==== Data for the task
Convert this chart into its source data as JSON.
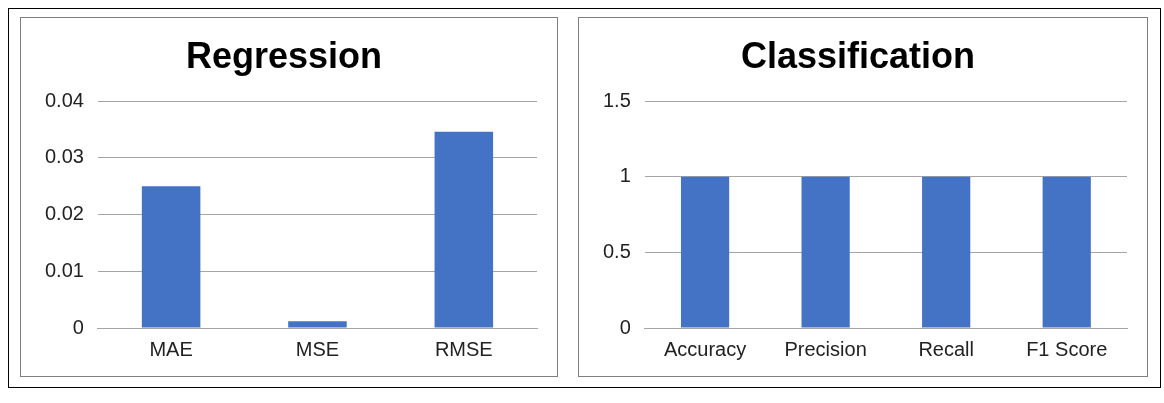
{
  "chart_data": [
    {
      "type": "bar",
      "title": "Regression",
      "categories": [
        "MAE",
        "MSE",
        "RMSE"
      ],
      "values": [
        0.025,
        0.0012,
        0.0346
      ],
      "color": "#4472c4",
      "ylim": [
        0,
        0.04
      ],
      "yticks": [
        0,
        0.01,
        0.02,
        0.03,
        0.04
      ],
      "grid": "y"
    },
    {
      "type": "bar",
      "title": "Classification",
      "categories": [
        "Accuracy",
        "Precision",
        "Recall",
        "F1 Score"
      ],
      "values": [
        1,
        1,
        1,
        1
      ],
      "color": "#4472c4",
      "ylim": [
        0,
        1.5
      ],
      "yticks": [
        0,
        0.5,
        1,
        1.5
      ],
      "grid": "y"
    }
  ]
}
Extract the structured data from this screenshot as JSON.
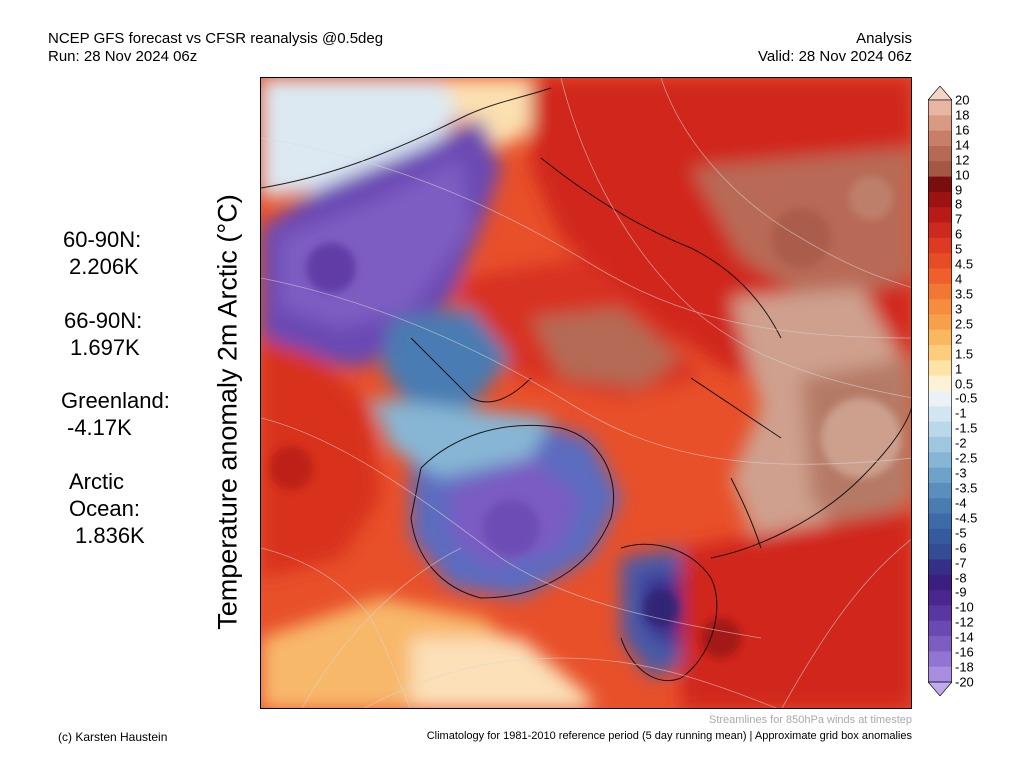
{
  "header": {
    "title": "NCEP GFS forecast vs CFSR reanalysis @0.5deg",
    "run": "Run: 28 Nov 2024 06z",
    "type": "Analysis",
    "valid": "Valid: 28 Nov 2024 06z"
  },
  "map": {
    "ylabel": "Temperature anomaly 2m Arctic (°C)",
    "footnote": "Streamlines for 850hPa winds at timestep"
  },
  "stats": [
    {
      "label": "60-90N:",
      "value": "2.206K"
    },
    {
      "label": "66-90N:",
      "value": "1.697K"
    },
    {
      "label": "Greenland:",
      "value": "-4.17K"
    },
    {
      "label": "Arctic\nOcean:",
      "value": "1.836K"
    }
  ],
  "colorbar": {
    "labels": [
      "20",
      "18",
      "16",
      "14",
      "12",
      "10",
      "9",
      "8",
      "7",
      "6",
      "5",
      "4.5",
      "4",
      "3.5",
      "3",
      "2.5",
      "2",
      "1.5",
      "1",
      "0.5",
      "-0.5",
      "-1",
      "-1.5",
      "-2",
      "-2.5",
      "-3",
      "-3.5",
      "-4",
      "-4.5",
      "-5",
      "-6",
      "-7",
      "-8",
      "-9",
      "-10",
      "-12",
      "-14",
      "-16",
      "-18",
      "-20"
    ],
    "colors": [
      "#f6d3c4",
      "#e8b6a3",
      "#d99a83",
      "#c77f68",
      "#b56a54",
      "#a35744",
      "#7a0d0d",
      "#9a1212",
      "#b81a18",
      "#cc2a1e",
      "#dc3a22",
      "#e64c26",
      "#ee5f2c",
      "#f27634",
      "#f58c3e",
      "#f7a04c",
      "#f9b760",
      "#fbcd7c",
      "#fde4a6",
      "#fdf2d6",
      "#eaf2f8",
      "#d2e6f2",
      "#b9d8ea",
      "#9fc8e0",
      "#87b6d4",
      "#6fa2c8",
      "#5b8ebc",
      "#4a7cb2",
      "#3e6aa8",
      "#375a9e",
      "#344c94",
      "#352f86",
      "#3a1f7e",
      "#4a268e",
      "#5a36a0",
      "#6b48b2",
      "#7e5dc2",
      "#9274d2",
      "#a88ee0",
      "#c0aaec"
    ]
  },
  "credit": "(c) Karsten Haustein",
  "climatology": "Climatology for 1981-2010 reference period (5 day running mean) | Approximate grid box anomalies"
}
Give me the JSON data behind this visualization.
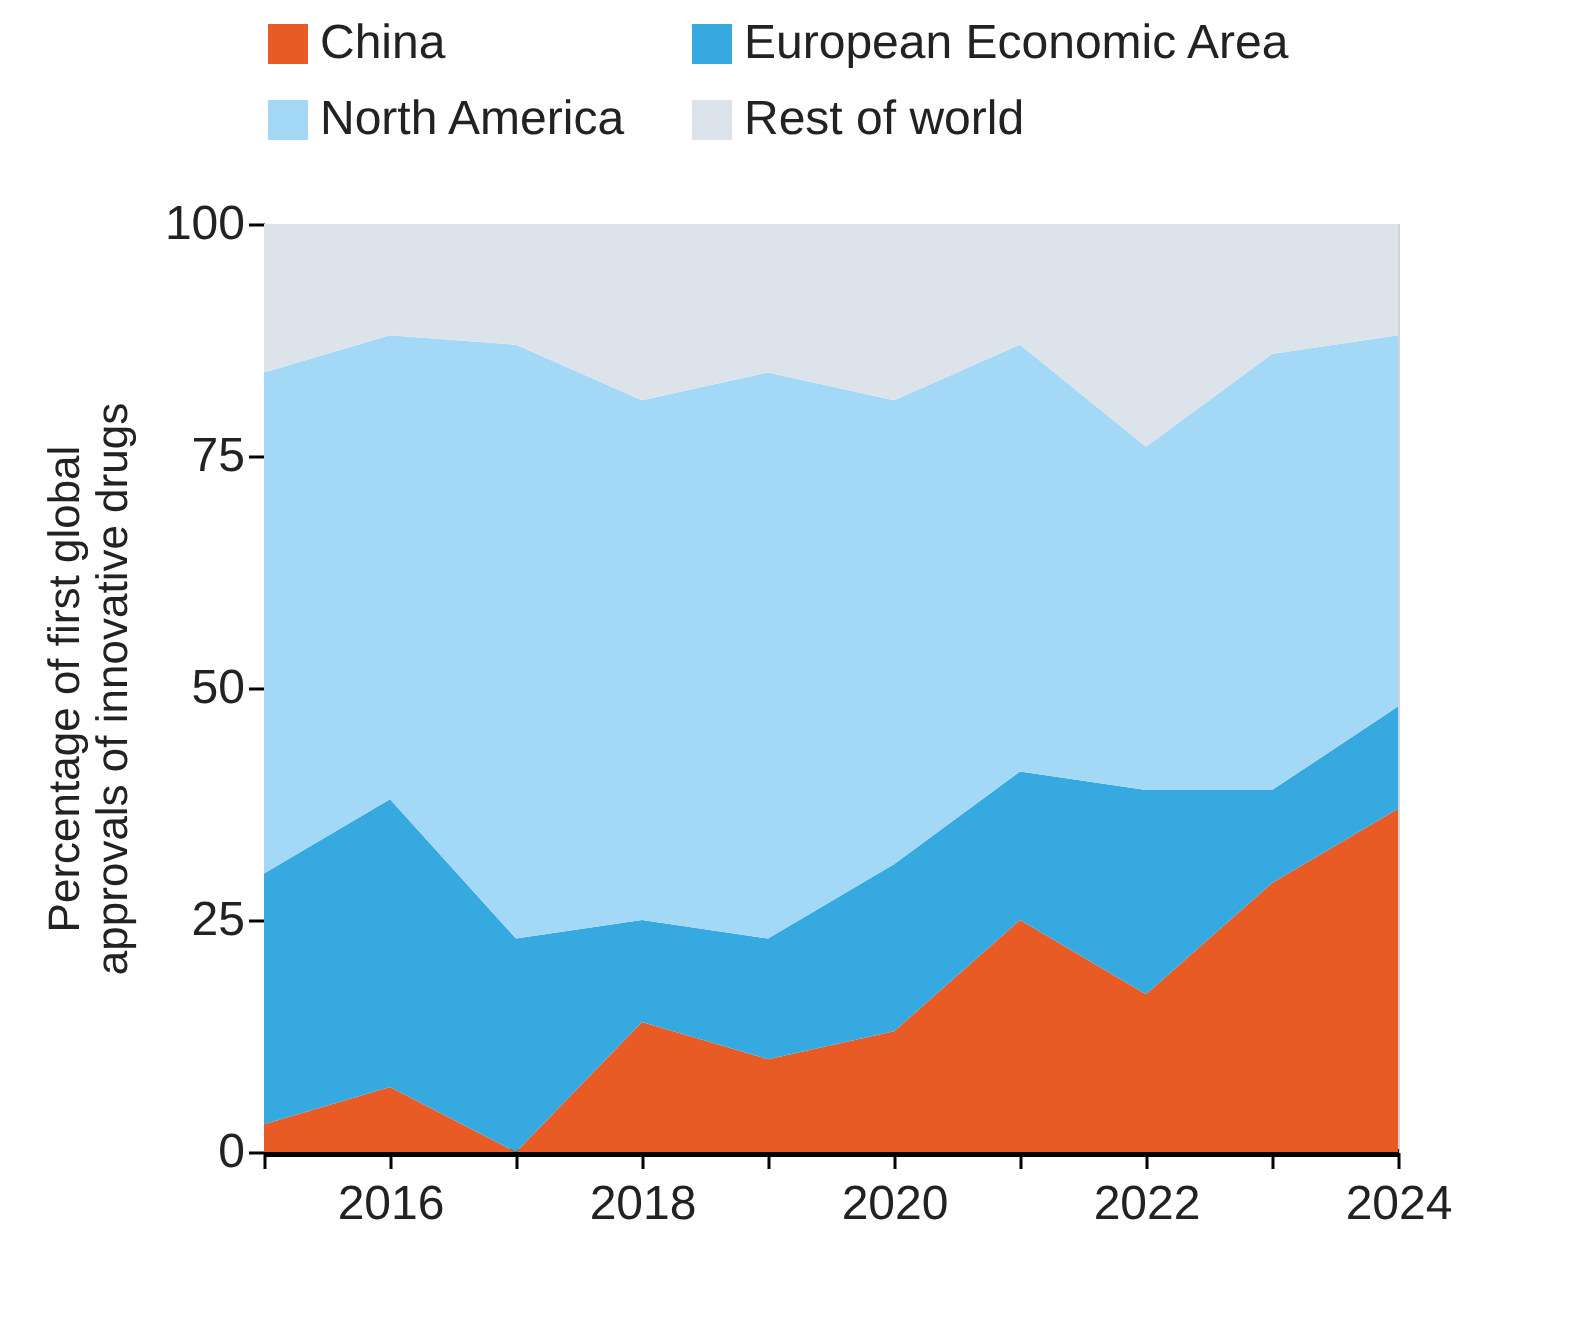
{
  "chart_data": {
    "type": "area",
    "stacked": true,
    "x": [
      2015,
      2016,
      2017,
      2018,
      2019,
      2020,
      2021,
      2022,
      2023,
      2024
    ],
    "series": [
      {
        "name": "China",
        "color": "#e95b25",
        "values": [
          3,
          7,
          0,
          14,
          10,
          13,
          25,
          17,
          29,
          37
        ]
      },
      {
        "name": "European Economic Area",
        "color": "#36a9e1",
        "values": [
          27,
          31,
          23,
          11,
          13,
          18,
          16,
          22,
          10,
          11
        ]
      },
      {
        "name": "North America",
        "color": "#a3d9f7",
        "values": [
          54,
          50,
          64,
          56,
          61,
          50,
          46,
          37,
          47,
          40
        ]
      },
      {
        "name": "Rest of world",
        "color": "#dde3ea",
        "values": [
          16,
          12,
          13,
          19,
          16,
          19,
          13,
          24,
          14,
          12
        ]
      }
    ],
    "ylabel": "Percentage of first global\napprovals of innovative drugs",
    "xlim": [
      2015,
      2024
    ],
    "xticks": [
      {
        "value": 2015,
        "label": null
      },
      2016,
      {
        "value": 2017,
        "label": null
      },
      2018,
      {
        "value": 2019,
        "label": null
      },
      2020,
      {
        "value": 2021,
        "label": null
      },
      2022,
      {
        "value": 2023,
        "label": null
      },
      2024
    ],
    "ylim": [
      0,
      100
    ],
    "yticks": [
      0,
      25,
      50,
      75,
      100
    ],
    "grid": false,
    "legend": "top"
  }
}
========
### Objective
Repeat the entries exactly. Pictures are excluded from the copy.

### Solution for this problem
Convert this chart into its source data as JSON.
{
  "chart_data": [
    {
      "type": "bar",
      "title": "Regression",
      "categories": [
        "MAE",
        "MSE",
        "RMSE"
      ],
      "values": [
        0.025,
        0.0012,
        0.0346
      ],
      "color": "#4472c4",
      "ylim": [
        0,
        0.04
      ],
      "yticks": [
        0,
        0.01,
        0.02,
        0.03,
        0.04
      ],
      "grid": "y"
    },
    {
      "type": "bar",
      "title": "Classification",
      "categories": [
        "Accuracy",
        "Precision",
        "Recall",
        "F1 Score"
      ],
      "values": [
        1,
        1,
        1,
        1
      ],
      "color": "#4472c4",
      "ylim": [
        0,
        1.5
      ],
      "yticks": [
        0,
        0.5,
        1,
        1.5
      ],
      "grid": "y"
    }
  ]
}
Extract the structured data from this screenshot as JSON.
{
  "header": {
    "title": "NCEP GFS forecast vs CFSR reanalysis @0.5deg",
    "run": "Run: 28 Nov 2024 06z",
    "type": "Analysis",
    "valid": "Valid: 28 Nov 2024 06z"
  },
  "map": {
    "ylabel": "Temperature anomaly 2m Arctic (°C)",
    "footnote": "Streamlines for 850hPa winds at timestep"
  },
  "stats": [
    {
      "label": "60-90N:",
      "value": "2.206K"
    },
    {
      "label": "66-90N:",
      "value": "1.697K"
    },
    {
      "label": "Greenland:",
      "value": "-4.17K"
    },
    {
      "label": "Arctic\nOcean:",
      "value": "1.836K"
    }
  ],
  "colorbar": {
    "labels": [
      "20",
      "18",
      "16",
      "14",
      "12",
      "10",
      "9",
      "8",
      "7",
      "6",
      "5",
      "4.5",
      "4",
      "3.5",
      "3",
      "2.5",
      "2",
      "1.5",
      "1",
      "0.5",
      "-0.5",
      "-1",
      "-1.5",
      "-2",
      "-2.5",
      "-3",
      "-3.5",
      "-4",
      "-4.5",
      "-5",
      "-6",
      "-7",
      "-8",
      "-9",
      "-10",
      "-12",
      "-14",
      "-16",
      "-18",
      "-20"
    ],
    "colors": [
      "#f6d3c4",
      "#e8b6a3",
      "#d99a83",
      "#c77f68",
      "#b56a54",
      "#a35744",
      "#7a0d0d",
      "#9a1212",
      "#b81a18",
      "#cc2a1e",
      "#dc3a22",
      "#e64c26",
      "#ee5f2c",
      "#f27634",
      "#f58c3e",
      "#f7a04c",
      "#f9b760",
      "#fbcd7c",
      "#fde4a6",
      "#fdf2d6",
      "#eaf2f8",
      "#d2e6f2",
      "#b9d8ea",
      "#9fc8e0",
      "#87b6d4",
      "#6fa2c8",
      "#5b8ebc",
      "#4a7cb2",
      "#3e6aa8",
      "#375a9e",
      "#344c94",
      "#352f86",
      "#3a1f7e",
      "#4a268e",
      "#5a36a0",
      "#6b48b2",
      "#7e5dc2",
      "#9274d2",
      "#a88ee0",
      "#c0aaec"
    ]
  },
  "credit": "(c) Karsten Haustein",
  "climatology": "Climatology for 1981-2010 reference period (5 day running mean) | Approximate grid box anomalies"
}
Give me the JSON data behind this visualization.
{
  "chart_data": {
    "type": "area",
    "stacked": true,
    "x": [
      2015,
      2016,
      2017,
      2018,
      2019,
      2020,
      2021,
      2022,
      2023,
      2024
    ],
    "series": [
      {
        "name": "China",
        "color": "#e95b25",
        "values": [
          3,
          7,
          0,
          14,
          10,
          13,
          25,
          17,
          29,
          37
        ]
      },
      {
        "name": "European Economic Area",
        "color": "#36a9e1",
        "values": [
          27,
          31,
          23,
          11,
          13,
          18,
          16,
          22,
          10,
          11
        ]
      },
      {
        "name": "North America",
        "color": "#a3d9f7",
        "values": [
          54,
          50,
          64,
          56,
          61,
          50,
          46,
          37,
          47,
          40
        ]
      },
      {
        "name": "Rest of world",
        "color": "#dde3ea",
        "values": [
          16,
          12,
          13,
          19,
          16,
          19,
          13,
          24,
          14,
          12
        ]
      }
    ],
    "ylabel": "Percentage of first global\napprovals of innovative drugs",
    "xlim": [
      2015,
      2024
    ],
    "xticks": [
      {
        "value": 2015,
        "label": null
      },
      2016,
      {
        "value": 2017,
        "label": null
      },
      2018,
      {
        "value": 2019,
        "label": null
      },
      2020,
      {
        "value": 2021,
        "label": null
      },
      2022,
      {
        "value": 2023,
        "label": null
      },
      2024
    ],
    "ylim": [
      0,
      100
    ],
    "yticks": [
      0,
      25,
      50,
      75,
      100
    ],
    "grid": false,
    "legend": "top"
  }
}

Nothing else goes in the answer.